Série de consignes:
- 1) Quels sont les quatre points par lesquels S&V résument la vision de Pozsar dans le texte sur la guerre des monnaies ?
- 2) Pouvez-vous condenser sous forme de courte liste le paragraphe du texte sur la guerre des monnaies qui commence par « Récapitulons-nous : Bretton Woods désigne » ?
- 3) Reprenez le texte sur la guerre des monnaies après sa dernière phrase et poursuivez-le.

Le monde est à nouveau le théâtre d’une guerre des monnaies. L’invasion de l’Ukraine par la Russie signe l’émergence d’un « nouvel ordre international », selon Ronald-Peter Stöferle et Mark J. Valek. A quoi pourrait ressembler le prochain système monétaire ?
De la conférence et des accords de Bretton Woods à « Bretton Woods III »
Zoltan Pozsar est le responsable mondial de la stratégie de taux d’intérêt à court terme de Crédit Suisse. Expert des matières premières et des marchés de taux, il est sans doute celui qui a produit l’analyse la plus approfondie de ces développements.
Lui aussi voit dans la « fermeture de la fenêtre sur les changes » une rupture dans le système monétaire international annonciatrice d’un « Bretton Woods III ».
Récapitulons-nous : Bretton Woods désigne l’ordre monétaire reposant sur l’ancrage dollar-or décidé en 1944, et Bretton Woods II est le système d’étalon pétrodollars/eurodollars qui a pris le relai après le « choc Nixon » de 1971.
A quoi pourrait ressembler un « Bretton Woods III » ? Voici ce qu’écrit Pozsar : « Cette crise ne ressemble à rien de ce que nous avons connu depuis que le président Nixon a retiré le lien qui unissait le dollar américain à l’or en 1971, entérinant la fin de l’ère de la monnaie basée sur les matières premières. » […] « Lorsque cette crise (et cette guerre) sera terminée, le dollar américain devrait être beaucoup plus faible et, à l’inverse, le renminbi beaucoup plus fort, soutenu par un panier de matières premières. » […] « Une fois cette guerre terminée, l’argent ne sera plus jamais tel qu’il est aujourd’hui. »
S&V résument la vision de ce spécialiste en 4 points :
- Davantage de nationalisme et de protectionnisme ;
- Des budgets militaires plus élevés ;
- Un intérêt beaucoup plus grand pour les actifs réels comme l’or ou les matières premières ;
- L’inflation – du moins… en Occident.
Dans un tel système, l’Union européenne serait-elle vouée à être dépassée par ses concurrents asiatiques et américains ?
Les états européens, « bien préparés à un monde dans lequel les matières premières serviraient d’ancrage aux devises »
Ce n’est pas ce qu’expliquent S&V : « Ce qui est frappant au vu des sanctions et de cette nouvelle phase de realpolitik, c’est que l’Europe occidentale semble être en bonne position – surtout en ce qui concerne l’or. Avec plus de 12 000 tonnes, la zone euro détient les plus grandes réserves d’or au monde. Les États-Unis en possèdent encore environ 8 000 tonnes. Et si l’on examine l’importance des réserves d’or par rapport aux autres réserves monétaires, le tableau est clair.

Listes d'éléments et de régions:

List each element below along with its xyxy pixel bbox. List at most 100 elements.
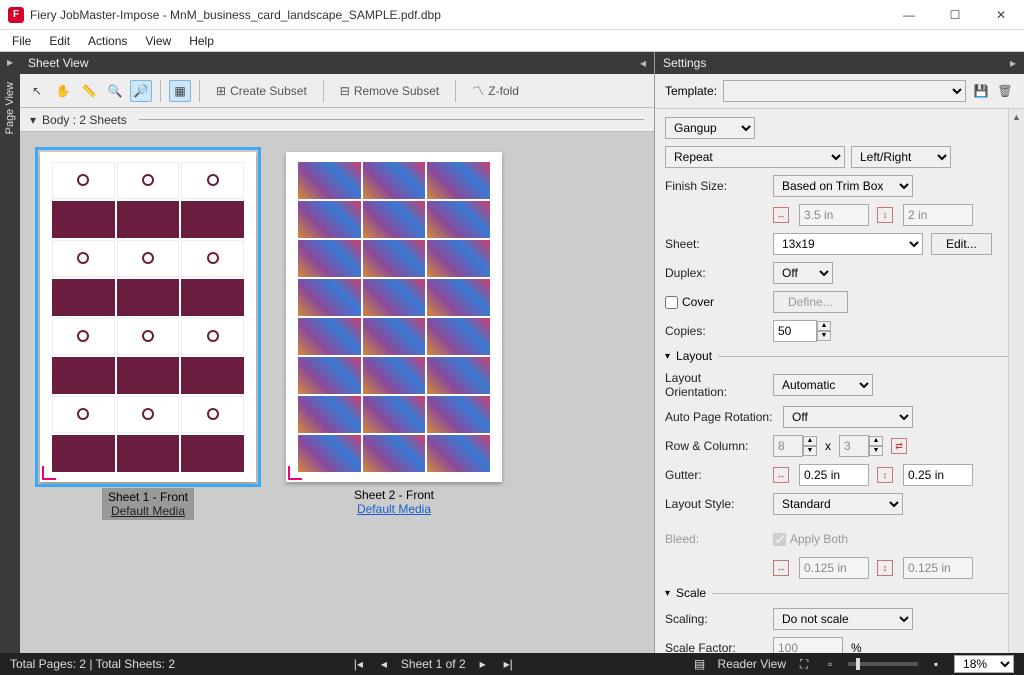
scale-factor-field bbox=[773, 637, 843, 653]
zfold-icon: 〽 bbox=[472, 82, 484, 99]
height-icon: ↕ bbox=[877, 207, 893, 223]
app-icon: F bbox=[8, 7, 24, 23]
fullscreen-icon[interactable]: ⛶ bbox=[796, 656, 812, 672]
zfold-button[interactable]: 〽Z-fold bbox=[464, 79, 527, 102]
zoom-select[interactable]: 18% bbox=[954, 655, 1014, 673]
caret-down-icon: ▾ bbox=[30, 113, 36, 127]
last-page-button[interactable]: ▸| bbox=[500, 657, 517, 671]
template-row: Template: 💾 🗑 bbox=[655, 74, 1024, 109]
cover-checkbox[interactable] bbox=[665, 296, 678, 309]
measure-tool[interactable]: 📏 bbox=[78, 80, 100, 102]
gutter-h-field[interactable] bbox=[903, 464, 973, 486]
orient-toggle-select[interactable]: Left/Right bbox=[851, 146, 951, 168]
fit-tool[interactable]: ▦ bbox=[169, 80, 191, 102]
apply-both-label: Apply Both bbox=[790, 532, 848, 546]
scroll-up-icon[interactable]: ▲ bbox=[1009, 109, 1024, 125]
settings-header: Settings ▸ bbox=[655, 52, 1024, 74]
settings-title: Settings bbox=[663, 56, 706, 70]
gangup-style-select[interactable]: Repeat bbox=[665, 146, 845, 168]
save-template-icon[interactable]: 💾 bbox=[972, 82, 990, 100]
menu-file[interactable]: File bbox=[4, 32, 39, 50]
sheet-thumbnail-1[interactable] bbox=[40, 152, 256, 482]
menu-help[interactable]: Help bbox=[181, 32, 222, 50]
apply-both-checkbox bbox=[773, 533, 786, 546]
reader-view-button[interactable]: Reader View bbox=[718, 657, 786, 671]
mode-select[interactable]: Gangup bbox=[665, 117, 755, 139]
scaling-select[interactable]: Do not scale bbox=[773, 608, 913, 630]
statusbar: Total Pages: 2 | Total Sheets: 2 |◂ ◂ Sh… bbox=[0, 653, 1024, 675]
window-title: Fiery JobMaster-Impose - MnM_business_ca… bbox=[30, 8, 886, 22]
sheet-toolbar: ↖ ✋ 📏 🔍 🔎 ▦ ⊞Create Subset ⊟Remove Subse… bbox=[20, 74, 654, 108]
sheet-block: Sheet 2 - Front Default Media bbox=[286, 152, 502, 633]
page-view-rail[interactable]: ▸ Page View bbox=[0, 52, 20, 653]
sheet-view-panel: Sheet View ◂ ↖ ✋ 📏 🔍 🔎 ▦ ⊞Create Subset … bbox=[20, 52, 654, 653]
sheet-title: Sheet 2 - Front bbox=[354, 488, 434, 502]
finish-size-select[interactable]: Based on Trim Box bbox=[773, 175, 913, 197]
rows-field bbox=[773, 435, 803, 457]
duplex-label: Duplex: bbox=[665, 266, 765, 280]
copies-up[interactable]: ▲ bbox=[817, 321, 831, 331]
caret-down-icon[interactable]: ▾ bbox=[665, 588, 670, 599]
status-totals: Total Pages: 2 | Total Sheets: 2 bbox=[10, 657, 175, 671]
zoom-slider[interactable] bbox=[848, 662, 918, 666]
finish-height-field bbox=[903, 204, 973, 226]
finish-width-field bbox=[799, 204, 869, 226]
sheet-view-title: Sheet View bbox=[28, 56, 89, 70]
page-indicator: Sheet 1 of 2 bbox=[401, 657, 466, 671]
zoom-out-icon[interactable]: ▫ bbox=[822, 656, 838, 672]
maximize-button[interactable]: ☐ bbox=[932, 0, 978, 30]
menu-actions[interactable]: Actions bbox=[80, 32, 135, 50]
create-subset-button[interactable]: ⊞Create Subset bbox=[208, 81, 315, 101]
orientation-select[interactable]: Automatic bbox=[773, 374, 873, 396]
layout-style-select[interactable]: Standard bbox=[773, 493, 903, 515]
rail-expand-icon[interactable]: ▸ bbox=[7, 52, 13, 72]
settings-scrollbar[interactable]: ▲ bbox=[1008, 109, 1024, 653]
scaling-label: Scaling: bbox=[665, 612, 765, 626]
menu-edit[interactable]: Edit bbox=[41, 32, 78, 50]
template-select[interactable] bbox=[723, 80, 966, 102]
titlebar: F Fiery JobMaster-Impose - MnM_business_… bbox=[0, 0, 1024, 30]
rowcol-label: Row & Column: bbox=[665, 439, 765, 453]
cover-define-button: Define... bbox=[773, 291, 848, 313]
settings-panel: Settings ▸ Template: 💾 🗑 Gangup Repeat L… bbox=[654, 52, 1024, 653]
sheet-caption: Sheet 1 - Front Default Media bbox=[102, 488, 194, 520]
sheet-media-link[interactable]: Default Media bbox=[111, 504, 185, 518]
width-icon: ↔ bbox=[773, 560, 789, 576]
autorot-select[interactable]: Off bbox=[783, 406, 913, 428]
cols-field bbox=[839, 435, 869, 457]
delete-template-icon[interactable]: 🗑 bbox=[996, 82, 1014, 100]
sheet-label: Sheet: bbox=[665, 237, 765, 251]
minimize-button[interactable]: — bbox=[886, 0, 932, 30]
close-button[interactable]: ✕ bbox=[978, 0, 1024, 30]
collapse-icon[interactable]: ◂ bbox=[640, 56, 646, 70]
pan-tool[interactable]: ✋ bbox=[52, 80, 74, 102]
sheet-media-link[interactable]: Default Media bbox=[357, 502, 431, 516]
page-view-tab[interactable]: Page View bbox=[2, 72, 18, 144]
bleed-label: Bleed: bbox=[665, 532, 765, 546]
remove-subset-button[interactable]: ⊟Remove Subset bbox=[332, 81, 447, 101]
reader-view-icon[interactable]: ▤ bbox=[692, 656, 708, 672]
next-page-button[interactable]: ▸ bbox=[476, 657, 490, 671]
sheet-size-select[interactable]: 13x19 bbox=[773, 233, 923, 255]
zoom-out-tool[interactable]: 🔎 bbox=[130, 80, 152, 102]
sheet-thumbnail-2[interactable] bbox=[286, 152, 502, 482]
first-page-button[interactable]: |◂ bbox=[350, 657, 367, 671]
menu-view[interactable]: View bbox=[137, 32, 179, 50]
zoom-in-icon[interactable]: ▪ bbox=[928, 656, 944, 672]
sheets-area: Sheet 1 - Front Default Media bbox=[20, 132, 654, 653]
link-icon[interactable]: ⇄ bbox=[891, 438, 907, 454]
copies-field[interactable] bbox=[773, 320, 817, 342]
caret-down-icon[interactable]: ▾ bbox=[665, 351, 670, 362]
body-section-bar[interactable]: ▾ Body : 2 Sheets bbox=[20, 108, 654, 132]
copies-down[interactable]: ▼ bbox=[817, 331, 831, 341]
zoom-in-tool[interactable]: 🔍 bbox=[104, 80, 126, 102]
collapse-icon[interactable]: ▸ bbox=[1010, 56, 1016, 70]
x-label: x bbox=[825, 439, 831, 453]
prev-page-button[interactable]: ◂ bbox=[377, 657, 391, 671]
pointer-tool[interactable]: ↖ bbox=[26, 80, 48, 102]
gutter-w-field[interactable] bbox=[799, 464, 869, 486]
bleed-h-field bbox=[903, 557, 973, 579]
sheet-view-header: Sheet View ◂ bbox=[20, 52, 654, 74]
sheet-edit-button[interactable]: Edit... bbox=[931, 233, 992, 255]
duplex-select[interactable]: Off bbox=[773, 262, 833, 284]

Réponses par consigne:
- 1)
- Davantage de nationalisme et de protectionnisme
- Des budgets militaires plus élevés
- Un intérêt beaucoup plus grand pour les actifs réels comme l'or ou les matières premières
- L'inflation, du moins en Occident

- 2)
- Bretton Woods : ordre monétaire fondé sur l'ancrage dollar-or, décidé en 1944.
- Bretton Woods II : système d'étalon pétrodollars/eurodollars, qui a pris le relai après le « choc Nixon » de 1971.

- 3)
Réserves d’or en % des réserves totales, T1/2022
Des pays comme l’Allemagne (66 %), l’Italie (63 %) et la France (58 %) sont bien préparés à un monde dans lequel les matières premières serviraient d’ancrage aux devises, même s’ils ne peuvent guère se targuer de produire eux-mêmes des matières premières. Le Portugal, les Pays-Bas et l’Autriche misent également sur l’or, ainsi que les « Stan » : le Kazakhstan, l’Ouzbékistan et le Tadjikistan. »
Pour que le point de vue de S&V se vérifie, il faudrait bien sûr d’ici-là que le président français réprime les pulsions qui le conduisent inlassablement à passer par-dessus bord nos bijoux de famille.
Quid de la Russie et de la Chine ?
L’alliance qui est train de se renforcer entre ces deux pays colle parfaitement avec la vision de Pozsar.
Vers la fin du système dollar-centrique hérité de 1971 ?
Le rapprochement entre la Moscou et Pékin n’est pas une nouveauté. Cependant, en 2022, les deux géants ont passé la vitesse supérieure.
Quelques semaines avant l’invasion de l’Ukraine, la Russie concluait un important accord gazier avec la Chine, lequel devait donner lieu à des règlements en euros. Comme le relèvent S&V, Vladimir Poutine ne s’attendait sans doute pas au gel de ses réserves libellées en euros. Il s’agit cependant d’un signe clair que la relation entre Moscou et Pékin ne s’est jamais aussi bien portée, mue par un désir commun d’en finir avec l’hégémonie du dollar.
4 février 2022 : « La Russie et la Chine conviennent d’un accord gazier à 30 ans via un nouveau gazoduc, avec des règlements en euros. »
Ce n’est pas tout.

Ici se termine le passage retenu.